## Supplied passage

Posts tagged "nurture"

Motherhood: 5 Common Mistakes (2 Seen In Tyler Perry’s “Good Deeds”)

MOTHERHOOD: 5 COMMON MISTAKES, (2 SEEN IN TYLER PERRY’S GOOD DEEDS)
(Issue 33)

By Diane Gold

The nurturing qualities of Motherhood are resident in all of us, whether we are male or female, whether we have our own children or whether we know this feeling from supporting friends, loved ones, students, elders, juniors, or even, ourselves. It is a vast combination of traits including these that we utilize throughout our lives. They are inherent in us, some more than others. Therefore, whether we actually have children or whether we are supportive of those around us, motherhood is universal. Plus, everyone has a mother.

Let’s talk about actual mothers and how, except in extremely rare cases, we all want our daughters to thrive. We make sacrifices for their comfort, and we put them first. And, speaking personally, the privilege of motherhood is unfathomably great, and those of us in the position are uber fortunate.

In tough times, it seems, when we are out of money, love, support, time, companionship, stability, nourishment, partnership; it turns out that good mothers can become controlling, desperate, belligerent, overcome, high-strung, unbalanced, even abusive. The very daughter we love more than anything in the world, the one for whom we set out to provide food, shelter, comfort and protection becomes the one who gets the brunt of our frustration.

Stuffed PuppyOur daughters are deeply affected by our actions and attitude. They know it when we cherish them above all else, and they know when we are led astray.

Just the other evening, I saw Tyler Perry’s movie, Good Deeds. Two of the characters are moms, one, an unmarried janitor and mom of a 6-year-old, newly evicted from her apartment, who is at her wit’s end needing to hide her homelessness from children’s services. The other mom, who married into wealth, expects her Ivy League son’s behavior to mirror the stereotypical Ivy League country club lifestyle. The fact that the boundaries placed on him removes his spontaneity is lost to her. The fact that he is the good son who does what others expect of him at the expense of himself is not on her radar.

## Instructions
1. In the motherhood post, how old is the child of the unmarried janitor in Good Deeds?
2. Quote the motherhood post word for word, starting at "Stuffed PuppyOur daughters" and ending at "are led astray.".
The rows that come next have no connection to the motherhood post.

## Entries provided
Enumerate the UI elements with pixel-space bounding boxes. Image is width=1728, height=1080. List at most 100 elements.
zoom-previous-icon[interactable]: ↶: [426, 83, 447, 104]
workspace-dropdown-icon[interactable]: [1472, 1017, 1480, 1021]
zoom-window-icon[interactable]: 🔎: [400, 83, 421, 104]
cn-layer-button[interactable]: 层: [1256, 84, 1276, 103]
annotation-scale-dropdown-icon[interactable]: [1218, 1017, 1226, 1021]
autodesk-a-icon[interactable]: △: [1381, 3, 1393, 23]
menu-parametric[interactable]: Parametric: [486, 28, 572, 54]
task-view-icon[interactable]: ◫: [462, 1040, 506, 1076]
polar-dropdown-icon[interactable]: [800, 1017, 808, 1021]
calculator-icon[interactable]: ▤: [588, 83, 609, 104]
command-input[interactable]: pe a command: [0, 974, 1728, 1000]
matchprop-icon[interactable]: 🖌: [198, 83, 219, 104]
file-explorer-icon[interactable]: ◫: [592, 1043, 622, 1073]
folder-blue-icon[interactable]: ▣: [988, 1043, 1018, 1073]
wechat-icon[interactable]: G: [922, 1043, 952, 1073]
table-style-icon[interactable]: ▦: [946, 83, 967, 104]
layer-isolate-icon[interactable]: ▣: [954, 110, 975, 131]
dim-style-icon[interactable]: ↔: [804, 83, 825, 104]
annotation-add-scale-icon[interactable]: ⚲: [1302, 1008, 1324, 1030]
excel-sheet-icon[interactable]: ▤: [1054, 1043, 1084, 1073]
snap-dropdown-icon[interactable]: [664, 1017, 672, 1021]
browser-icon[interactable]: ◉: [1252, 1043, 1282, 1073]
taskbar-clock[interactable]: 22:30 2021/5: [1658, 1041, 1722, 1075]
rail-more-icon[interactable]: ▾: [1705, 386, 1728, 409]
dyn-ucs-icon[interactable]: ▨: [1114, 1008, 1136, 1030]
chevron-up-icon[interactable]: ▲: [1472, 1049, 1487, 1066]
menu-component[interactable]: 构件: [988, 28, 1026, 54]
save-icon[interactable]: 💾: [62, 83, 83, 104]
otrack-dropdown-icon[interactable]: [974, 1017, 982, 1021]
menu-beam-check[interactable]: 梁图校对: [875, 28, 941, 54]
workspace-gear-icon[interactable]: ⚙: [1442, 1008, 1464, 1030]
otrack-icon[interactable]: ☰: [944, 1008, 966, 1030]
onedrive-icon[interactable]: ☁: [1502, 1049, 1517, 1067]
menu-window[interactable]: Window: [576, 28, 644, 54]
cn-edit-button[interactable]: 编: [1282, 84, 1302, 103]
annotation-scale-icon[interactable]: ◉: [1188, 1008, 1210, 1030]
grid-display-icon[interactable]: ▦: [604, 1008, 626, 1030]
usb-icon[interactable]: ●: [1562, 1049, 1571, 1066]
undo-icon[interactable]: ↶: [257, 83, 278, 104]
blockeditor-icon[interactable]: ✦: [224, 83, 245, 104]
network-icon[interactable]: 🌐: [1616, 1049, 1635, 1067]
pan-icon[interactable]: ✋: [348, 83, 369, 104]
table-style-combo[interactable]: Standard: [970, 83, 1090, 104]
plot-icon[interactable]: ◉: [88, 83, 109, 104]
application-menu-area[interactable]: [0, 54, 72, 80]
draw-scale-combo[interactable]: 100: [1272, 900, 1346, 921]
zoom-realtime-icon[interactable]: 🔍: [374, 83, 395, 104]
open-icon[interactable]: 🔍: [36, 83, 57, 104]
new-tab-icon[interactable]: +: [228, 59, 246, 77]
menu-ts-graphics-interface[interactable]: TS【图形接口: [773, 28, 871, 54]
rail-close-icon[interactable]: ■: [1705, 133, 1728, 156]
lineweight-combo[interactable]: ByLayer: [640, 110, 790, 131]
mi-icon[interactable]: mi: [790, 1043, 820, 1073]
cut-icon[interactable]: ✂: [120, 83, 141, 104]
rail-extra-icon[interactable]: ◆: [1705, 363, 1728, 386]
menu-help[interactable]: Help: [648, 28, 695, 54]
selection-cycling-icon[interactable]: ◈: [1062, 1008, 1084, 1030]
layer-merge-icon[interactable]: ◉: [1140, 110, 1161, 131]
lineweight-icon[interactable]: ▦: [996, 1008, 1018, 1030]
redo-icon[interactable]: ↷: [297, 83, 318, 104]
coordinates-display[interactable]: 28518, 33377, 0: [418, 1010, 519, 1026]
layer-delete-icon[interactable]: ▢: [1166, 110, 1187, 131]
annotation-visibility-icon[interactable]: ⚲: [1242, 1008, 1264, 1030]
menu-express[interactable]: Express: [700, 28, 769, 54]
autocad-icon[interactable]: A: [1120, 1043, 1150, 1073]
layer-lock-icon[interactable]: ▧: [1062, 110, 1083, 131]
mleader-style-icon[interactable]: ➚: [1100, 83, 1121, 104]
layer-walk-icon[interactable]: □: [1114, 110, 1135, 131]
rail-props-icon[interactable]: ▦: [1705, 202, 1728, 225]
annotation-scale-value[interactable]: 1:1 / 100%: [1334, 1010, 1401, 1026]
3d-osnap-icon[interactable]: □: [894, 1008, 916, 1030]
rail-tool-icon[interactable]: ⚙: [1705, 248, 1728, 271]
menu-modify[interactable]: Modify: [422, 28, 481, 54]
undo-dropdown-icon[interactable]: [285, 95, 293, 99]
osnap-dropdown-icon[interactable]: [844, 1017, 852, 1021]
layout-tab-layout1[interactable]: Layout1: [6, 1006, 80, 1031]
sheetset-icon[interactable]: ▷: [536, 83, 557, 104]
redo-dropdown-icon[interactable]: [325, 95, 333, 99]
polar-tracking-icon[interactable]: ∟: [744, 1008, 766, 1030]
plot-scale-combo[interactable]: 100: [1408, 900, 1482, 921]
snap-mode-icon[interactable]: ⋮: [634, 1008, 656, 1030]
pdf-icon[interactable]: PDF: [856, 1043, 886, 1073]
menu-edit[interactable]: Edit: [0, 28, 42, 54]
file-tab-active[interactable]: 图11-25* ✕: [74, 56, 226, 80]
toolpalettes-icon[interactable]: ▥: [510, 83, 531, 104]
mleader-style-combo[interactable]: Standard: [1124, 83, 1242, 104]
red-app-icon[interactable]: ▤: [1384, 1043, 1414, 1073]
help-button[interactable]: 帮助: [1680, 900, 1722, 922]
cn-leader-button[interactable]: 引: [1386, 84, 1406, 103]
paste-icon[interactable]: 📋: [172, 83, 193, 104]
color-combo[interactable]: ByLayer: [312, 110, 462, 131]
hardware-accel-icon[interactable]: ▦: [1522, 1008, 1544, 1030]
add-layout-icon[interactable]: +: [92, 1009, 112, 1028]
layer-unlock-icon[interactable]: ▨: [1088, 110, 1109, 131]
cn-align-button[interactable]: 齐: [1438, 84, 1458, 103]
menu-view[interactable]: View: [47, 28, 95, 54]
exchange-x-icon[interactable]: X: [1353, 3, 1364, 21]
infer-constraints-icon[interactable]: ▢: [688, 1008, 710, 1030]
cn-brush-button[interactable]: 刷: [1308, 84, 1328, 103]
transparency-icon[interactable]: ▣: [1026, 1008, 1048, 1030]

## List of solutions
1. The child is 6 years old.

2.
Stuffed PuppyOur daughters are deeply affected by our actions and attitude. They know it when we cherish them above all else, and they know when we are led astray.